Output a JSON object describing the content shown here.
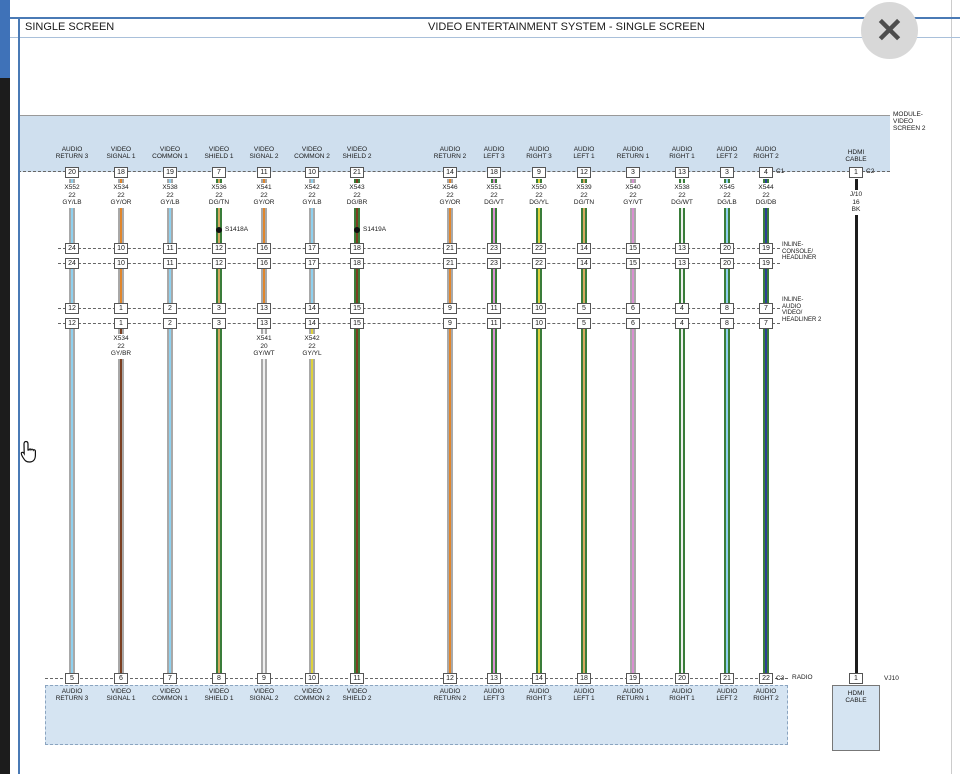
{
  "window": {
    "left_title": "SINGLE SCREEN",
    "center_title": "VIDEO ENTERTAINMENT SYSTEM - SINGLE SCREEN",
    "close_glyph": "✕"
  },
  "top_module": {
    "label": "MODULE-\nVIDEO\nSCREEN 2",
    "c1": "C1",
    "c2": "C2"
  },
  "inline_connector_1": {
    "label": "INLINE-\nCONSOLE/\nHEADLINER"
  },
  "inline_connector_2": {
    "label": "INLINE-\nAUDIO\nVIDEO/\nHEADLINER 2"
  },
  "bottom_connector": {
    "c3": "C3",
    "device": "RADIO",
    "vj10": "VJ10"
  },
  "hdmi": {
    "label": "HDMI CABLE",
    "top_pin": "1",
    "bottom_pin": "1",
    "wire": {
      "name": "J/10",
      "gauge": "16",
      "color": "BK"
    }
  },
  "splices": [
    {
      "label": "S1418A",
      "col": 3
    },
    {
      "label": "S1419A",
      "col": 6
    }
  ],
  "color_map": {
    "GY": "#a8a8a8",
    "LB": "#8fd0ee",
    "OR": "#e0862c",
    "TN": "#d3a95f",
    "DG": "#3a7d3a",
    "BR": "#7b3f21",
    "VT": "#d98fd0",
    "YL": "#ddd23e",
    "WT": "#efefef",
    "DB": "#2b3f94",
    "BK": "#1d1d1d"
  },
  "columns": [
    {
      "signal": "AUDIO RETURN 3",
      "top_pin": "20",
      "wire": {
        "name": "X552",
        "gauge": "22",
        "color": "GY/LB"
      },
      "inline1_pin": "24",
      "inline2_pin": "12",
      "lower_wire": null,
      "bottom_pin": "5"
    },
    {
      "signal": "VIDEO SIGNAL 1",
      "top_pin": "18",
      "wire": {
        "name": "X534",
        "gauge": "22",
        "color": "GY/OR"
      },
      "inline1_pin": "10",
      "inline2_pin": "1",
      "lower_wire": {
        "name": "X534",
        "gauge": "22",
        "color": "GY/BR"
      },
      "bottom_pin": "6"
    },
    {
      "signal": "VIDEO COMMON 1",
      "top_pin": "19",
      "wire": {
        "name": "X538",
        "gauge": "22",
        "color": "GY/LB"
      },
      "inline1_pin": "11",
      "inline2_pin": "2",
      "lower_wire": null,
      "bottom_pin": "7"
    },
    {
      "signal": "VIDEO SHIELD 1",
      "top_pin": "7",
      "wire": {
        "name": "X536",
        "gauge": "22",
        "color": "DG/TN"
      },
      "inline1_pin": "12",
      "inline2_pin": "3",
      "lower_wire": null,
      "bottom_pin": "8"
    },
    {
      "signal": "VIDEO SIGNAL 2",
      "top_pin": "11",
      "wire": {
        "name": "X541",
        "gauge": "22",
        "color": "GY/OR"
      },
      "inline1_pin": "16",
      "inline2_pin": "13",
      "lower_wire": {
        "name": "X541",
        "gauge": "20",
        "color": "GY/WT"
      },
      "bottom_pin": "9"
    },
    {
      "signal": "VIDEO COMMON 2",
      "top_pin": "10",
      "wire": {
        "name": "X542",
        "gauge": "22",
        "color": "GY/LB"
      },
      "inline1_pin": "17",
      "inline2_pin": "14",
      "lower_wire": {
        "name": "X542",
        "gauge": "22",
        "color": "GY/YL"
      },
      "bottom_pin": "10"
    },
    {
      "signal": "VIDEO SHIELD 2",
      "top_pin": "21",
      "wire": {
        "name": "X543",
        "gauge": "22",
        "color": "DG/BR"
      },
      "inline1_pin": "18",
      "inline2_pin": "15",
      "lower_wire": null,
      "bottom_pin": "11"
    },
    {
      "signal": "AUDIO RETURN 2",
      "top_pin": "14",
      "wire": {
        "name": "X546",
        "gauge": "22",
        "color": "GY/OR"
      },
      "inline1_pin": "21",
      "inline2_pin": "9",
      "lower_wire": null,
      "bottom_pin": "12"
    },
    {
      "signal": "AUDIO LEFT 3",
      "top_pin": "18",
      "wire": {
        "name": "X551",
        "gauge": "22",
        "color": "DG/VT"
      },
      "inline1_pin": "23",
      "inline2_pin": "11",
      "lower_wire": null,
      "bottom_pin": "13"
    },
    {
      "signal": "AUDIO RIGHT 3",
      "top_pin": "9",
      "wire": {
        "name": "X550",
        "gauge": "22",
        "color": "DG/YL"
      },
      "inline1_pin": "22",
      "inline2_pin": "10",
      "lower_wire": null,
      "bottom_pin": "14"
    },
    {
      "signal": "AUDIO LEFT 1",
      "top_pin": "12",
      "wire": {
        "name": "X539",
        "gauge": "22",
        "color": "DG/TN"
      },
      "inline1_pin": "14",
      "inline2_pin": "5",
      "lower_wire": null,
      "bottom_pin": "18"
    },
    {
      "signal": "AUDIO RETURN 1",
      "top_pin": "3",
      "wire": {
        "name": "X540",
        "gauge": "22",
        "color": "GY/VT"
      },
      "inline1_pin": "15",
      "inline2_pin": "6",
      "lower_wire": null,
      "bottom_pin": "19"
    },
    {
      "signal": "AUDIO RIGHT 1",
      "top_pin": "13",
      "wire": {
        "name": "X538",
        "gauge": "22",
        "color": "DG/WT"
      },
      "inline1_pin": "13",
      "inline2_pin": "4",
      "lower_wire": null,
      "bottom_pin": "20"
    },
    {
      "signal": "AUDIO LEFT 2",
      "top_pin": "3",
      "wire": {
        "name": "X545",
        "gauge": "22",
        "color": "DG/LB"
      },
      "inline1_pin": "20",
      "inline2_pin": "8",
      "lower_wire": null,
      "bottom_pin": "21"
    },
    {
      "signal": "AUDIO RIGHT 2",
      "top_pin": "4",
      "wire": {
        "name": "X544",
        "gauge": "22",
        "color": "DG/DB"
      },
      "inline1_pin": "19",
      "inline2_pin": "7",
      "lower_wire": null,
      "bottom_pin": "22"
    }
  ]
}
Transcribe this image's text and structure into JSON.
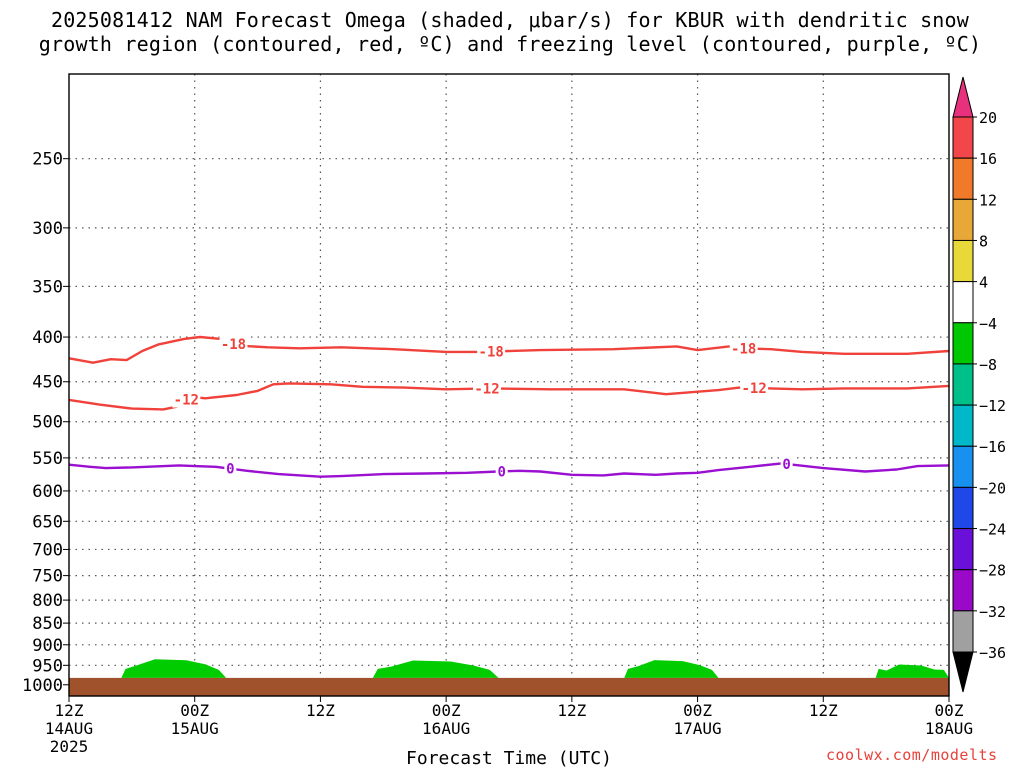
{
  "title_line1": "2025081412 NAM Forecast Omega (shaded, μbar/s) for KBUR with dendritic snow",
  "title_line2": "growth region (contoured, red, ºC) and freezing level (contoured, purple, ºC)",
  "credit": "coolwx.com/modelts",
  "chart_data": {
    "type": "time-height",
    "xlabel": "Forecast Time (UTC)",
    "x_range_hours": [
      0,
      84
    ],
    "x_ticks": [
      {
        "hour": 0,
        "label1": "12Z",
        "label2": "14AUG",
        "label3": "2025"
      },
      {
        "hour": 12,
        "label1": "00Z",
        "label2": "15AUG",
        "label3": ""
      },
      {
        "hour": 24,
        "label1": "12Z",
        "label2": "",
        "label3": ""
      },
      {
        "hour": 36,
        "label1": "00Z",
        "label2": "16AUG",
        "label3": ""
      },
      {
        "hour": 48,
        "label1": "12Z",
        "label2": "",
        "label3": ""
      },
      {
        "hour": 60,
        "label1": "00Z",
        "label2": "17AUG",
        "label3": ""
      },
      {
        "hour": 72,
        "label1": "12Z",
        "label2": "",
        "label3": ""
      },
      {
        "hour": 84,
        "label1": "00Z",
        "label2": "18AUG",
        "label3": ""
      }
    ],
    "y_axis": "pressure (hPa), inverted",
    "y_range_hpa": [
      200,
      1030
    ],
    "y_ticks": [
      250,
      300,
      350,
      400,
      450,
      500,
      550,
      600,
      650,
      700,
      750,
      800,
      850,
      900,
      950,
      1000
    ],
    "grid": true,
    "surface_pressure_hpa": 982,
    "surface_color": "#a0522d",
    "contours": [
      {
        "name": "-18",
        "color": "#f0413a",
        "points": [
          [
            0,
            423
          ],
          [
            2.3,
            428
          ],
          [
            4,
            424
          ],
          [
            5.5,
            425
          ],
          [
            7,
            415
          ],
          [
            8.5,
            408
          ],
          [
            11,
            402
          ],
          [
            12.5,
            400
          ],
          [
            14.5,
            402
          ],
          [
            16,
            409
          ],
          [
            19,
            411
          ],
          [
            22,
            412
          ],
          [
            26,
            411
          ],
          [
            31,
            413
          ],
          [
            36,
            416
          ],
          [
            39,
            416
          ],
          [
            45,
            414
          ],
          [
            52,
            413
          ],
          [
            58,
            410
          ],
          [
            60,
            414
          ],
          [
            63,
            410
          ],
          [
            64,
            412
          ],
          [
            67,
            413
          ],
          [
            70,
            416
          ],
          [
            74,
            418
          ],
          [
            80,
            418
          ],
          [
            84,
            415
          ]
        ],
        "labels": [
          {
            "hour": 15.7,
            "text": "-18"
          },
          {
            "hour": 40.3,
            "text": "-18"
          },
          {
            "hour": 64.4,
            "text": "-18"
          }
        ]
      },
      {
        "name": "-12",
        "color": "#f0413a",
        "points": [
          [
            0,
            472
          ],
          [
            3,
            478
          ],
          [
            6,
            483
          ],
          [
            9,
            484
          ],
          [
            10.5,
            480
          ],
          [
            11.5,
            468
          ],
          [
            13,
            470
          ],
          [
            16,
            466
          ],
          [
            18,
            461
          ],
          [
            19.5,
            453
          ],
          [
            21,
            452
          ],
          [
            25,
            453
          ],
          [
            28,
            456
          ],
          [
            32,
            457
          ],
          [
            36,
            459
          ],
          [
            40,
            458
          ],
          [
            46,
            459
          ],
          [
            53,
            459
          ],
          [
            57,
            465
          ],
          [
            62,
            460
          ],
          [
            64,
            457
          ],
          [
            67,
            458
          ],
          [
            70,
            459
          ],
          [
            74,
            458
          ],
          [
            80,
            458
          ],
          [
            84,
            455
          ]
        ],
        "labels": [
          {
            "hour": 11.2,
            "text": "-12"
          },
          {
            "hour": 39.9,
            "text": "-12"
          },
          {
            "hour": 65.4,
            "text": "-12"
          }
        ]
      },
      {
        "name": "0",
        "color": "#9a0fd0",
        "points": [
          [
            0,
            560
          ],
          [
            2,
            563
          ],
          [
            3.5,
            565
          ],
          [
            6,
            564
          ],
          [
            10.5,
            561
          ],
          [
            12,
            562
          ],
          [
            14,
            563
          ],
          [
            17,
            569
          ],
          [
            20,
            574
          ],
          [
            24,
            578
          ],
          [
            26,
            577
          ],
          [
            30,
            574
          ],
          [
            34,
            573
          ],
          [
            38,
            572
          ],
          [
            41,
            570
          ],
          [
            43,
            569
          ],
          [
            45,
            570
          ],
          [
            48,
            575
          ],
          [
            51,
            576
          ],
          [
            53,
            573
          ],
          [
            56,
            575
          ],
          [
            58,
            573
          ],
          [
            60,
            572
          ],
          [
            62,
            568
          ],
          [
            65,
            563
          ],
          [
            68,
            558
          ],
          [
            72,
            565
          ],
          [
            76,
            570
          ],
          [
            79,
            567
          ],
          [
            81,
            562
          ],
          [
            84,
            561
          ]
        ],
        "labels": [
          {
            "hour": 15.4,
            "text": "0"
          },
          {
            "hour": 41.3,
            "text": "0"
          },
          {
            "hour": 68.5,
            "text": "0"
          }
        ]
      }
    ],
    "omega_shaded_regions": [
      {
        "value_band": [
          -8,
          -4
        ],
        "color": "#00cc00",
        "hour_range": [
          5,
          15
        ],
        "peak_hpa": 935
      },
      {
        "value_band": [
          -8,
          -4
        ],
        "color": "#00cc00",
        "hour_range": [
          29,
          41
        ],
        "peak_hpa": 938
      },
      {
        "value_band": [
          -8,
          -4
        ],
        "color": "#00cc00",
        "hour_range": [
          53,
          62
        ],
        "peak_hpa": 937
      },
      {
        "value_band": [
          -8,
          -4
        ],
        "color": "#00cc00",
        "hour_range": [
          77,
          84
        ],
        "peak_hpa": 948
      }
    ],
    "colorbar": {
      "labels": [
        "20",
        "16",
        "12",
        "8",
        "4",
        "−4",
        "−8",
        "−12",
        "−16",
        "−20",
        "−24",
        "−28",
        "−32",
        "−36"
      ],
      "colors": [
        "#e8317c",
        "#f2474a",
        "#f07a2a",
        "#e8a838",
        "#e8d83a",
        "#ffffff",
        "#00c800",
        "#00c08a",
        "#00b8c8",
        "#1890f0",
        "#2048e8",
        "#6a10d8",
        "#9a08c8",
        "#a0a0a0",
        "#000000"
      ]
    }
  }
}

__________

> _STATED PROBLEM_:
Find all the lines containing "COMMON" in the material, then copy them.

> _OUTPUT FOR THIS TASK_:
      "signal": "VIDEO COMMON 1",
      "signal": "VIDEO COMMON 2",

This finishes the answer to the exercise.